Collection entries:
::::::::::

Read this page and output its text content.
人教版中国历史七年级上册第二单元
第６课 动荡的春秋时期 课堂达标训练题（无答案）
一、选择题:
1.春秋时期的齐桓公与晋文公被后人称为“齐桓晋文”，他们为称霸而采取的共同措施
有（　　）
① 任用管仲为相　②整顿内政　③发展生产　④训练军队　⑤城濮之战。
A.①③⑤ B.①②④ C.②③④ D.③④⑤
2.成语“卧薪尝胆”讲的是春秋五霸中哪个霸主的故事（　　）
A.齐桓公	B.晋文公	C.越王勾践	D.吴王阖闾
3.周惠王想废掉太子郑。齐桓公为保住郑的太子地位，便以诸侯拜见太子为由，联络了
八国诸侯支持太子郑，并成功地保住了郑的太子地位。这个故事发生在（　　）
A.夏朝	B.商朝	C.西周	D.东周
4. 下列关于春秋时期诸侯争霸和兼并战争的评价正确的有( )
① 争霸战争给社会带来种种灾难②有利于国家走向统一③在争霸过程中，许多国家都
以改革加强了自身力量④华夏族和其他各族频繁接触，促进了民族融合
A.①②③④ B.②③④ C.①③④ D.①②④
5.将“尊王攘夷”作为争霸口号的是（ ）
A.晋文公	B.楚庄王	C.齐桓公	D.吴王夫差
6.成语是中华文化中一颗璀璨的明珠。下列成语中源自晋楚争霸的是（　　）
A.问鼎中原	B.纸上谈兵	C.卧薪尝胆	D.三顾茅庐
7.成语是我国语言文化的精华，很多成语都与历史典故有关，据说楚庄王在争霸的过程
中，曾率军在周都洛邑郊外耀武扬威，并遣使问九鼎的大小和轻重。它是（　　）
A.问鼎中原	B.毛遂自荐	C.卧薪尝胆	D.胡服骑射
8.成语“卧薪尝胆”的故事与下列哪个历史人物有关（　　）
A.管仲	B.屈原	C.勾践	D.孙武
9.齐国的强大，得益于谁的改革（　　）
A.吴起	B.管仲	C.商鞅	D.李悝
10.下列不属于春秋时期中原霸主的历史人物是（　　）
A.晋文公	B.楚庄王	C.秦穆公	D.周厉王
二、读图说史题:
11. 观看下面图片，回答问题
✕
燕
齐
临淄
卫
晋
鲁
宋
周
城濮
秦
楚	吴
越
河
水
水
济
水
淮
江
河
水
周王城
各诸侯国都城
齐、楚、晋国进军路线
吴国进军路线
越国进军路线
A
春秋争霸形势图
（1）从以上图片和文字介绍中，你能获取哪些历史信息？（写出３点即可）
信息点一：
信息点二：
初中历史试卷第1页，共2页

::::::::::

WHAT IS REQUIRED ->
Set out every line from the material that contains the string "卧薪尝胆".

ANSWER FOR THE TASK ->
2.成语“卧薪尝胆”讲的是春秋五霸中哪个霸主的故事（　　）
A.问鼎中原	B.纸上谈兵	C.卧薪尝胆	D.三顾茅庐
A.问鼎中原	B.毛遂自荐	C.卧薪尝胆	D.胡服骑射
8.成语“卧薪尝胆”的故事与下列哪个历史人物有关（　　）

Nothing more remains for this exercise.